Estratto fornito =>
Gli studi di Geoffrey Parker, Werner Sombart e Karl Georg Zinn mostrano che l'inizio della modernità, nel XV secolo, ha luogo con l'invenzione delle armi da fuoco e con la conseguente corsa agli armamenti (nuove armi, nuove mura), che creano i primi salariati (soldati, al soldo) - come già notava Marx - e che, al fine di tale corsa, obbligano alla centralizzazione delle risorse tecniche e materiali. Il denaro sacrale premoderno, che era già entrato in diverse relazioni sociali (ma che non era in alcun modo un equivalente universale), qui viene a costituire una scoperta storica: i principi obbligano i sudditi a pagare in moneta i loro contributi al fine di ottenere risorse per la corsa agli armamenti, fenomeno che si potenzia con l'arrivo di oro e di argento dall'Africa e dalle Americhe.

4. Il denaro "ha circolato" solamente nel processo di costituzione iniziale, dopo passa ad essere accumulato, tautologicamente.
In realtà, solo in questa fase di costituzione della modernità, nella quale tutti i possessori di risorse erano obbligati a monetizzarle, ma in cui la produzione di beni non avveniva ancora in regime di lavoro salariato e di denaro, è solo in questa fase che c'è stata una vera "circolazione". Quando il sistema comincia a funzionare sulle sue proprie basi, dopo cha la maggioranza della popolazione è stata espropriata delle risorse ed è stata costretta al lavoro salariato, nel sistema così come lo conosciamo, il denaro non circola, si accumula solamente, come possiamo vedere: qualsiasi impresa cerca di ottenere guadagni per pagare l'investimento ed un'eccedenza per un investimento addizionale (in considerazione dell'essere sopraffatta dalla concorrenza). Qualsiasi merce prodotta percorre la strada a senso unico, più o meno lunga, che porta al consumo (o alla spazzatura). L'idea per cui i produttori scambiano fra di loro i propri prodotti non ha alcun fondamento reale, è pura ideologia.

Dati forniti =>
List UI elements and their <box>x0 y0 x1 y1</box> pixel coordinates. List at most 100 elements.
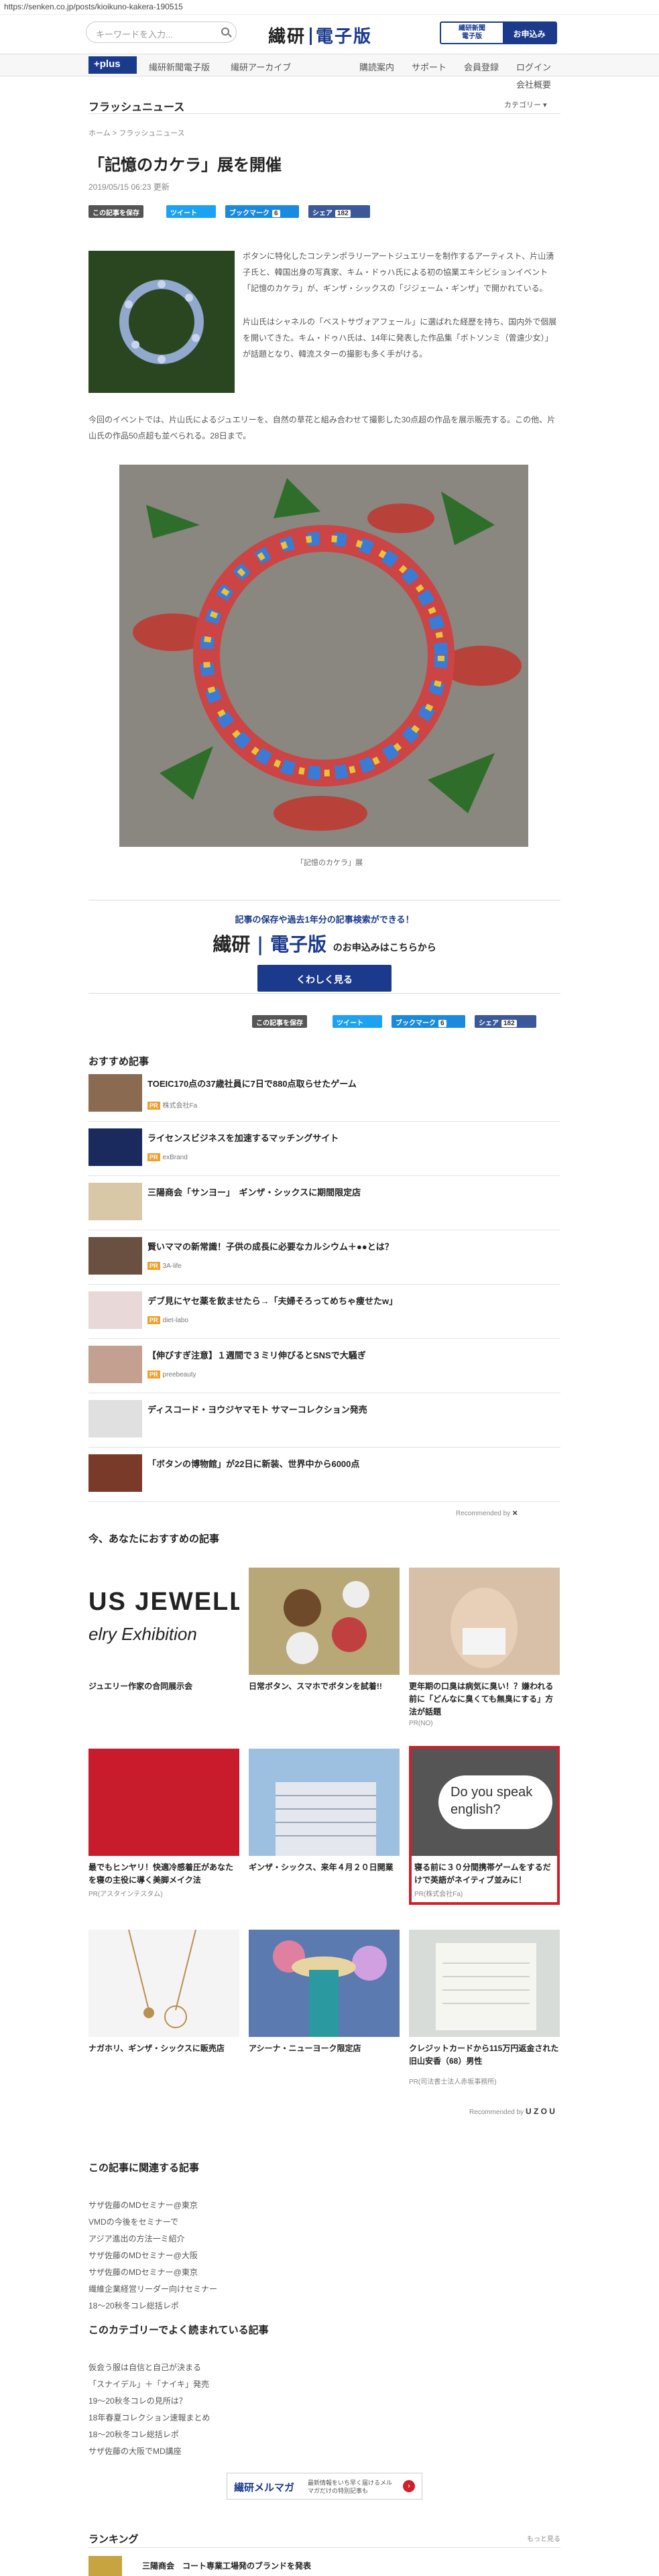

Compiti =>
a: Secondo l'estratto fornito, in quale secolo ha inizio la modernità?
b: Trascrivi dall'estratto fornito il passo tra "Gli studi di" e "e dalle Americhe.", entrambi inclusi.
c: In base all'estratto fornito, per quale motivo i principi obbligano i sudditi a pagare in moneta i loro contributi? Rispondi in una, due o tre frasi.

Risultati attesi =>
a: Nel XV secolo.

b:
Gli studi di Geoffrey Parker, Werner Sombart e Karl Georg Zinn mostrano che l'inizio della modernità, nel XV secolo, ha luogo con l'invenzione delle armi da fuoco e con la conseguente corsa agli armamenti (nuove armi, nuove mura), che creano i primi salariati (soldati, al soldo) - come già notava Marx - e che, al fine di tale corsa, obbligano alla centralizzazione delle risorse tecniche e materiali. Il denaro sacrale premoderno, che era già entrato in diverse relazioni sociali (ma che non era in alcun modo un equivalente universale), qui viene a costituire una scoperta storica: i principi obbligano i sudditi a pagare in moneta i loro contributi al fine di ottenere risorse per la corsa agli armamenti, fenomeno che si potenzia con l'arrivo di oro e di argento dall'Africa e dalle Americhe.

c: I principi impongono il pagamento in moneta per ottenere le risorse necessarie alla corsa agli armamenti. Secondo l'estratto, il fenomeno si potenzia con l'arrivo di oro e di argento dall'Africa e dalle Americhe.